• _What is required_
From the listing below, pull out every line where the string "placeholder" appears.
** begin Task material **
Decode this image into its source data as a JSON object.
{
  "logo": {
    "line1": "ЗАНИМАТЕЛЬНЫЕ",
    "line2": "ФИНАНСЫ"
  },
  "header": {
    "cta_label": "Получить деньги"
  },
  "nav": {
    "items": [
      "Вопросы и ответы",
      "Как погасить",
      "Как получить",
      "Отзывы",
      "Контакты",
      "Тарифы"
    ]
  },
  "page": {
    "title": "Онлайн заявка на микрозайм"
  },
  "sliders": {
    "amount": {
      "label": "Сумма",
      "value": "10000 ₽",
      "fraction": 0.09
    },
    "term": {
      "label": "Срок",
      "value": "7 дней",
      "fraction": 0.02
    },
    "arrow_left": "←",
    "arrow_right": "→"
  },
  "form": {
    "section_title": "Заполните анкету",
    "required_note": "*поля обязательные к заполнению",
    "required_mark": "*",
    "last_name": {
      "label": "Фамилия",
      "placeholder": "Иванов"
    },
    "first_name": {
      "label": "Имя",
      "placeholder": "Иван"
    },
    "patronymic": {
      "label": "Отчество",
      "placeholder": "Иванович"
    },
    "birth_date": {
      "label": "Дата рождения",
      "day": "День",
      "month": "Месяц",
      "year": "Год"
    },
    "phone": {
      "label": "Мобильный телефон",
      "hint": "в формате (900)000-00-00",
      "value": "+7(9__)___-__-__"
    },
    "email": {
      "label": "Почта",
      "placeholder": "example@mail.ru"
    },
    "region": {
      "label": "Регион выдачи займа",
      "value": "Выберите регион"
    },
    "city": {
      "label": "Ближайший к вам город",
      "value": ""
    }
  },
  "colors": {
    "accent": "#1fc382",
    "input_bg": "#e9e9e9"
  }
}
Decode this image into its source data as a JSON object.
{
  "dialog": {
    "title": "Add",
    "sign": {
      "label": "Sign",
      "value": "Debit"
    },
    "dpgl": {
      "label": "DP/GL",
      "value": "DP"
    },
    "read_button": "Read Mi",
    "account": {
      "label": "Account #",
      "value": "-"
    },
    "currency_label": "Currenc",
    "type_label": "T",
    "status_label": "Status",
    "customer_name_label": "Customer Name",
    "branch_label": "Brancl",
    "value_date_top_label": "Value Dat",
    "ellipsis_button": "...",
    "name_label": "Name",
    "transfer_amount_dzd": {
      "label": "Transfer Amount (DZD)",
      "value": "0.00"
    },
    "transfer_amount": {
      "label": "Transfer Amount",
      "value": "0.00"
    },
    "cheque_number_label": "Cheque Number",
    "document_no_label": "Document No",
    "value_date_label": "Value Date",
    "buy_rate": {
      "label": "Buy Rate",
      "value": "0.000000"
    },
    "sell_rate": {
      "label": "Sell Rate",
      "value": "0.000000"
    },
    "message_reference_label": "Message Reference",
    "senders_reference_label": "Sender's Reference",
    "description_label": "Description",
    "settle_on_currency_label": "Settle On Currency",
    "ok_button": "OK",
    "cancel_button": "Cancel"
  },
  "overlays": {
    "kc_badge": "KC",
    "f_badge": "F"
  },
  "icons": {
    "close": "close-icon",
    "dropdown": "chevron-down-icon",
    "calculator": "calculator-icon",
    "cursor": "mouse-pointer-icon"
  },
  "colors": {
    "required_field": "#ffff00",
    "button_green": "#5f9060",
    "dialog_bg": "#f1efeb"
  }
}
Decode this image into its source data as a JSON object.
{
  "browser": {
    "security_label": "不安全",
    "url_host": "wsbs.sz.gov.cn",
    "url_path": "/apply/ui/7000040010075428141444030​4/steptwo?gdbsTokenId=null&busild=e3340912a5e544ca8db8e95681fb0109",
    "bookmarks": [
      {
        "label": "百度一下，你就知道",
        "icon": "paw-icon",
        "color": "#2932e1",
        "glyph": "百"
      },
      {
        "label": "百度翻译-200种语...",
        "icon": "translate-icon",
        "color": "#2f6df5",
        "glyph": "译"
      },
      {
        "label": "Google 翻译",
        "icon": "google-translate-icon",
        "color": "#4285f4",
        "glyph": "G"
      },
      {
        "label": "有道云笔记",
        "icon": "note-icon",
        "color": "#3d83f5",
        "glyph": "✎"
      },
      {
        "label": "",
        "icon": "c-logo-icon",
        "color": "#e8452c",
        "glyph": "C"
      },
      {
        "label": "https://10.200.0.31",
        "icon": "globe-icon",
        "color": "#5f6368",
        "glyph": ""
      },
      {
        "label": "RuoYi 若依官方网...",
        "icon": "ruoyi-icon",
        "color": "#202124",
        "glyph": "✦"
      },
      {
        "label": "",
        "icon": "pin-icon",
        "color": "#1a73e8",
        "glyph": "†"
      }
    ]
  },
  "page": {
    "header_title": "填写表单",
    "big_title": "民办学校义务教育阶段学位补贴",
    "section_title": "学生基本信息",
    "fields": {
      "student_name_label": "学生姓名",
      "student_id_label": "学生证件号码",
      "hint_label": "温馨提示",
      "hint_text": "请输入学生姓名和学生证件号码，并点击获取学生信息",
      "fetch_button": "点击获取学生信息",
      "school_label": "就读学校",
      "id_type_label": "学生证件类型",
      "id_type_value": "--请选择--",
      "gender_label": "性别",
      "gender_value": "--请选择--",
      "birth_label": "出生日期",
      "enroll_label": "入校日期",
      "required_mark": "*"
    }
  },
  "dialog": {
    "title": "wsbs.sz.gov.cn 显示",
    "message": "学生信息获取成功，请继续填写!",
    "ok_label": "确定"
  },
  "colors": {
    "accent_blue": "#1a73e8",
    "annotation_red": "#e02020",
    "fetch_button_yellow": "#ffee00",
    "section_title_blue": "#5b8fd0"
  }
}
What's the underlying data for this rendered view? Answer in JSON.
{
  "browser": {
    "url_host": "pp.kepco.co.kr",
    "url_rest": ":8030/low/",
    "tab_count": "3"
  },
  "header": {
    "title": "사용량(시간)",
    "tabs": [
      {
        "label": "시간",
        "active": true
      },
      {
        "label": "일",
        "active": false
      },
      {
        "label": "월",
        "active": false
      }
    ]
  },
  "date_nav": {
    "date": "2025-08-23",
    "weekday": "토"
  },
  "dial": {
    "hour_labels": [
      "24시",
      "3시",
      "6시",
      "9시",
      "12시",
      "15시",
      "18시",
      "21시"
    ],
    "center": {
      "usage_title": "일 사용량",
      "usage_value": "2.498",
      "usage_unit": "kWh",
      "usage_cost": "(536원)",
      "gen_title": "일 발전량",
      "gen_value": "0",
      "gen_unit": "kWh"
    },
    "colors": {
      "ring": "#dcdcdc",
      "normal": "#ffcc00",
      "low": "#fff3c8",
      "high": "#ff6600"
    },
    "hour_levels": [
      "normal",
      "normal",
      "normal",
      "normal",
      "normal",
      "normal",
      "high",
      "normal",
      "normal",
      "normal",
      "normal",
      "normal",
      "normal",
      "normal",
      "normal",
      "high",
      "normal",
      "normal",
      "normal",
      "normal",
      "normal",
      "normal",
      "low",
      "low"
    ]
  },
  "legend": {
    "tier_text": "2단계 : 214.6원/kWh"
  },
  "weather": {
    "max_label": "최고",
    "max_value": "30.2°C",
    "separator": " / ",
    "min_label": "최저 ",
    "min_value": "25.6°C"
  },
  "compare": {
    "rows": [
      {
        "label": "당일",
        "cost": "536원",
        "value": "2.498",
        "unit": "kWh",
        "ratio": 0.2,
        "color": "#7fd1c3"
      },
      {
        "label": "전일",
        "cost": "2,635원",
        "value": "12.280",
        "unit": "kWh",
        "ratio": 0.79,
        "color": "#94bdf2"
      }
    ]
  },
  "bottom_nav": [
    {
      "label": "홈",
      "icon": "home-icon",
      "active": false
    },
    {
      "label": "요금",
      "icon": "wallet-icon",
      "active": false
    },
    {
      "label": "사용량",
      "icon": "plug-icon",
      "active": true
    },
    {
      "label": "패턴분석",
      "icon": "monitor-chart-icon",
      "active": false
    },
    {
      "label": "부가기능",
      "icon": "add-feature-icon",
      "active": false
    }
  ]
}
** end Task material **
• _Task solution_
      "placeholder": "Иванов"
      "placeholder": "Иван"
      "placeholder": "Иванович"
      "placeholder": "example@mail.ru"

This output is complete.